** Begin Extracted records **

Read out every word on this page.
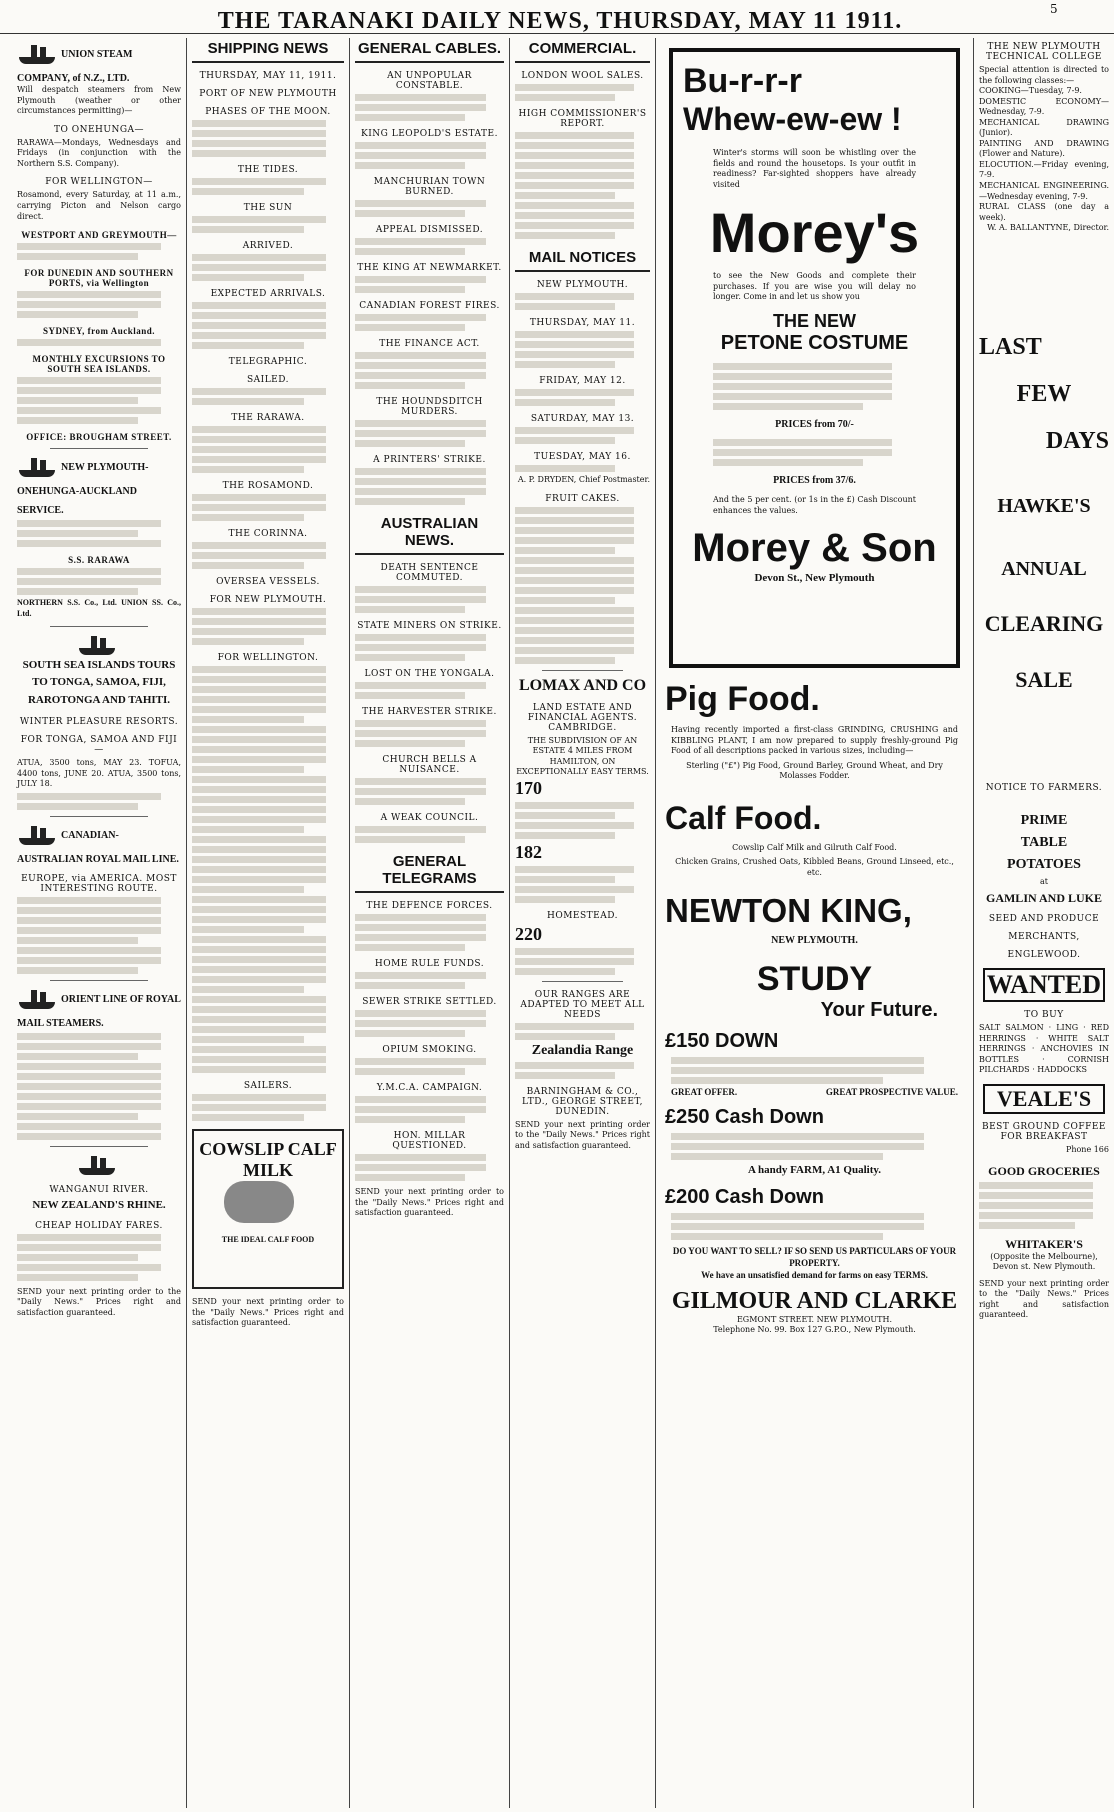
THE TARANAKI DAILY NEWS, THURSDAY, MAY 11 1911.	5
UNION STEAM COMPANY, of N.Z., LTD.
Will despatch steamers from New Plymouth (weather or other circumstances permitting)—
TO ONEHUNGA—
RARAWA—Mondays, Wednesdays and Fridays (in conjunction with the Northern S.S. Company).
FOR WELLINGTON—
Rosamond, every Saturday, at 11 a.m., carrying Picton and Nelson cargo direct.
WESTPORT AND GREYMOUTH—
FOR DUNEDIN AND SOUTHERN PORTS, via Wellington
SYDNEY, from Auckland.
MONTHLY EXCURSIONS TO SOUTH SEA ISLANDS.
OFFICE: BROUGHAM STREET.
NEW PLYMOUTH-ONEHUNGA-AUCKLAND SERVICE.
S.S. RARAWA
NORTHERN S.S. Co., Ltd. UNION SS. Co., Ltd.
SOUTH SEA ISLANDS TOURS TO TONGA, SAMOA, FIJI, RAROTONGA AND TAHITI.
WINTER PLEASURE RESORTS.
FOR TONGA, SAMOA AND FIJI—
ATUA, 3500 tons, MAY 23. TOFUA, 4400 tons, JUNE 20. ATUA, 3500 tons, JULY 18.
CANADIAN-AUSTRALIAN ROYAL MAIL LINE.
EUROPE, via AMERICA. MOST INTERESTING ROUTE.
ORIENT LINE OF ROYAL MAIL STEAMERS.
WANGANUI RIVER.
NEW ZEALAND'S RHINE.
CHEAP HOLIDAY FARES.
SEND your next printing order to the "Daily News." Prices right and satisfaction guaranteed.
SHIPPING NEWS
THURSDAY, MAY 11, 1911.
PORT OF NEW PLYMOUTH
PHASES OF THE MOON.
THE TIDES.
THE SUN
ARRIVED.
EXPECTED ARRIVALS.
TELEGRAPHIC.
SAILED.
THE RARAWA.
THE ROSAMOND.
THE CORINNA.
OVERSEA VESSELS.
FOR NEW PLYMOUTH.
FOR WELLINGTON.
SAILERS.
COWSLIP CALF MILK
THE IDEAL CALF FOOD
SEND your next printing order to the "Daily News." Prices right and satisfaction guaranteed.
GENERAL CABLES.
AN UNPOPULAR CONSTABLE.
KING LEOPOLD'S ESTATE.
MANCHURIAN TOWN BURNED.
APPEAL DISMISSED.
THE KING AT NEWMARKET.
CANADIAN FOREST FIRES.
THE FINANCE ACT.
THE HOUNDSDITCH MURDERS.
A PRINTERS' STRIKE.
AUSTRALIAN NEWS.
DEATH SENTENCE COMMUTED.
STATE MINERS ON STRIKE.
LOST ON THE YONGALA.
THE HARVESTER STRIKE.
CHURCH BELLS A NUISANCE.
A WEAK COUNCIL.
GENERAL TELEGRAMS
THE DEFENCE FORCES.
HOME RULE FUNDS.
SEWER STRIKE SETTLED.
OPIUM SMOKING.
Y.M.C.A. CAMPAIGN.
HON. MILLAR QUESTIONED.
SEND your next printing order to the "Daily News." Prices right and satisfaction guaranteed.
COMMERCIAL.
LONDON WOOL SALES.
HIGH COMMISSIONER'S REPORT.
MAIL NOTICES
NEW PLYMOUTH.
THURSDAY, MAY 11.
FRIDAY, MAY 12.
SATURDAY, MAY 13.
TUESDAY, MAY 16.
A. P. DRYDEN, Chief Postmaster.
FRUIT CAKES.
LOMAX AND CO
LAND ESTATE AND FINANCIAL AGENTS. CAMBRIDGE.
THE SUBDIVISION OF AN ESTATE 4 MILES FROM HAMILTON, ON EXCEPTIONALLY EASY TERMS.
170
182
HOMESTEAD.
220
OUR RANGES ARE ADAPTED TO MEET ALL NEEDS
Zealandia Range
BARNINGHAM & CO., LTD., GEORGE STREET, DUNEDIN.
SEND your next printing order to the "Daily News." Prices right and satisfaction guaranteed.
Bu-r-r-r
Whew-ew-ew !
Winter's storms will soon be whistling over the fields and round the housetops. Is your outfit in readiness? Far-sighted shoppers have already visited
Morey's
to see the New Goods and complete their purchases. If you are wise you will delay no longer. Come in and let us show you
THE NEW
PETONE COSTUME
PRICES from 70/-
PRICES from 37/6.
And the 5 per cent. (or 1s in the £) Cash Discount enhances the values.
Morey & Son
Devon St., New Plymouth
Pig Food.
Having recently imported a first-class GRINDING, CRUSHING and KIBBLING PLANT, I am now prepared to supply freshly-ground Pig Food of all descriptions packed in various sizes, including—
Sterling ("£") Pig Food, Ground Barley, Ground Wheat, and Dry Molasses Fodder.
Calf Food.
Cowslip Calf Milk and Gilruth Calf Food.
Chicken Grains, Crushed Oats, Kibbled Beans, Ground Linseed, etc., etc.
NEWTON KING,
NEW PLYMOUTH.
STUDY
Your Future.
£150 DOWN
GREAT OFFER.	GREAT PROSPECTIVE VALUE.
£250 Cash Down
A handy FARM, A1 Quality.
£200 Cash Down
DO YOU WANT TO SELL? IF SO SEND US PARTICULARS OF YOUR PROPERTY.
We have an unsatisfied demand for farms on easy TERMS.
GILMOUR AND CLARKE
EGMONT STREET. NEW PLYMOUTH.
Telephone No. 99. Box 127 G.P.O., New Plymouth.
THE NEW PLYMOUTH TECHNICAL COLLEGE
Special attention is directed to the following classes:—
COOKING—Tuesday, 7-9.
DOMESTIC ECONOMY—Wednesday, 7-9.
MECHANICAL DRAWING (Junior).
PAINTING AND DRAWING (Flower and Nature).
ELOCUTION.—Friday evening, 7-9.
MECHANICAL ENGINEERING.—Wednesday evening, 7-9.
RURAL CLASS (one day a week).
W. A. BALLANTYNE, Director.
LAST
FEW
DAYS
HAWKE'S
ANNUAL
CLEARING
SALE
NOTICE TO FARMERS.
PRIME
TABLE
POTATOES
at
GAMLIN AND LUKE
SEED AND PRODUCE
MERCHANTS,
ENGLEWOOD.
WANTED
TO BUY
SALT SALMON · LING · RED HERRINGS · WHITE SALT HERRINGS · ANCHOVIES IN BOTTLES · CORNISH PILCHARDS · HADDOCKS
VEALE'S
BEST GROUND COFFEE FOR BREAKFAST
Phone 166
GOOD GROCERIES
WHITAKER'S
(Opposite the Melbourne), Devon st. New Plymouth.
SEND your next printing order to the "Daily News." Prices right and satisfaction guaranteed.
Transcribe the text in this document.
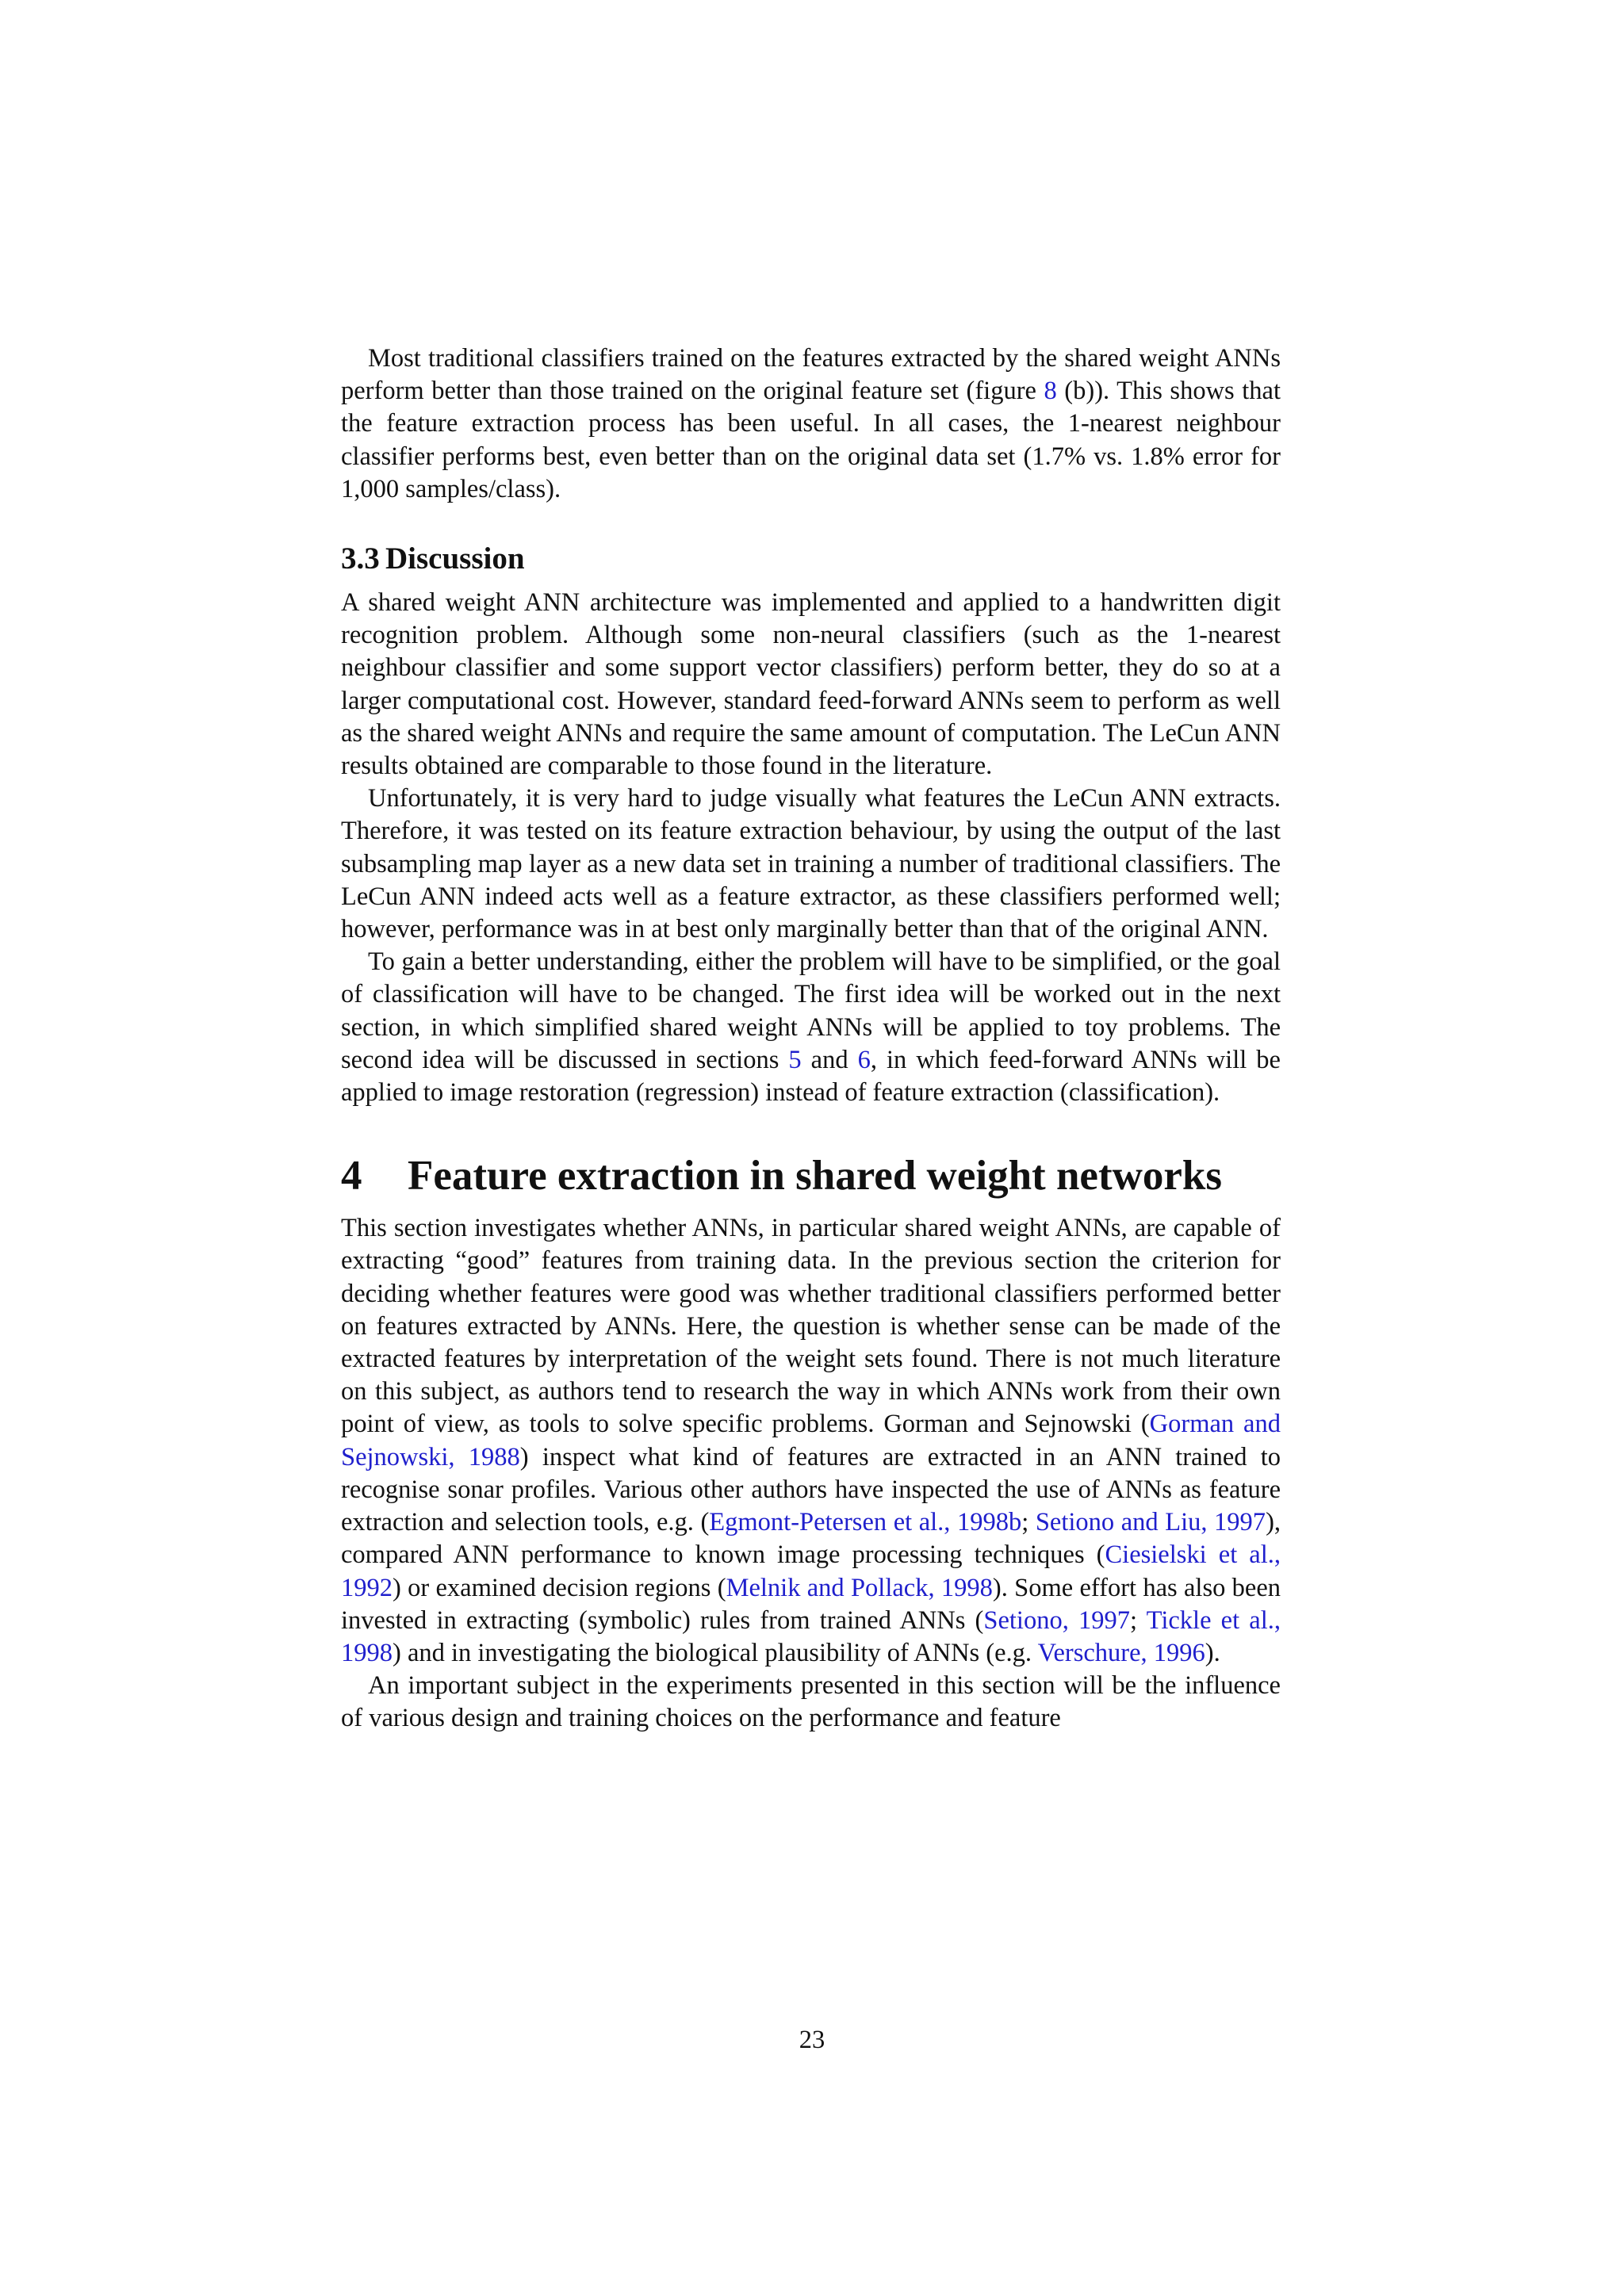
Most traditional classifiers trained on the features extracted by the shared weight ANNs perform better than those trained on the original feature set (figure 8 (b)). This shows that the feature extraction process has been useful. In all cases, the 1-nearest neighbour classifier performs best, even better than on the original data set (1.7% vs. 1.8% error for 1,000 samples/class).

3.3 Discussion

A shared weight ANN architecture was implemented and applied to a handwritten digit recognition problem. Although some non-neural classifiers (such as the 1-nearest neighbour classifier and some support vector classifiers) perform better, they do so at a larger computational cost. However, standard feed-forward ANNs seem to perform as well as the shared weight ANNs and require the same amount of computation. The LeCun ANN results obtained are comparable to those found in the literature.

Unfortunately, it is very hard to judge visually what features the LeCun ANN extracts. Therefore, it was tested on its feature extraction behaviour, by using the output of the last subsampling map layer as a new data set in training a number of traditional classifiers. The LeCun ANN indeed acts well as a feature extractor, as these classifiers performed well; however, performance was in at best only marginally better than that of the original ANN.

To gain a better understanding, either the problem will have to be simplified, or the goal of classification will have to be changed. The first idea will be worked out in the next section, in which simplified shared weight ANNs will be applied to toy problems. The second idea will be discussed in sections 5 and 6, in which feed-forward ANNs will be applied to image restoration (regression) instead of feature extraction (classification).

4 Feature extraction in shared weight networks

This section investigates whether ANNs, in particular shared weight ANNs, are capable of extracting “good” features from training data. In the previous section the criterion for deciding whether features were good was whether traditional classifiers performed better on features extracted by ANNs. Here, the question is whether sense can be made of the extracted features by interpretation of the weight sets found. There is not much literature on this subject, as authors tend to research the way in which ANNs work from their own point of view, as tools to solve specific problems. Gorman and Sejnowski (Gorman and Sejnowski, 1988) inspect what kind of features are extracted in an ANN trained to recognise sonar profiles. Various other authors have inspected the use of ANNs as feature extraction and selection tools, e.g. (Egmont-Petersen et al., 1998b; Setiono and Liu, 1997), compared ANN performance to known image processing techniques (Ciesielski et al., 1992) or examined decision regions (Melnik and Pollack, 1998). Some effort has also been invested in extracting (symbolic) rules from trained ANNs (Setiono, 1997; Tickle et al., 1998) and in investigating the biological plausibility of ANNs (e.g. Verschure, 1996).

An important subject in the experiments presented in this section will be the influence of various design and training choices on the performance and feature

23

** End Extracted records **

*Problem details:* Lines that include the word "STREET" are to be extracted from the data above.

*The solution:*
OFFICE: BROUGHAM STREET.
BARNINGHAM & CO., LTD., GEORGE STREET, DUNEDIN.
EGMONT STREET. NEW PLYMOUTH.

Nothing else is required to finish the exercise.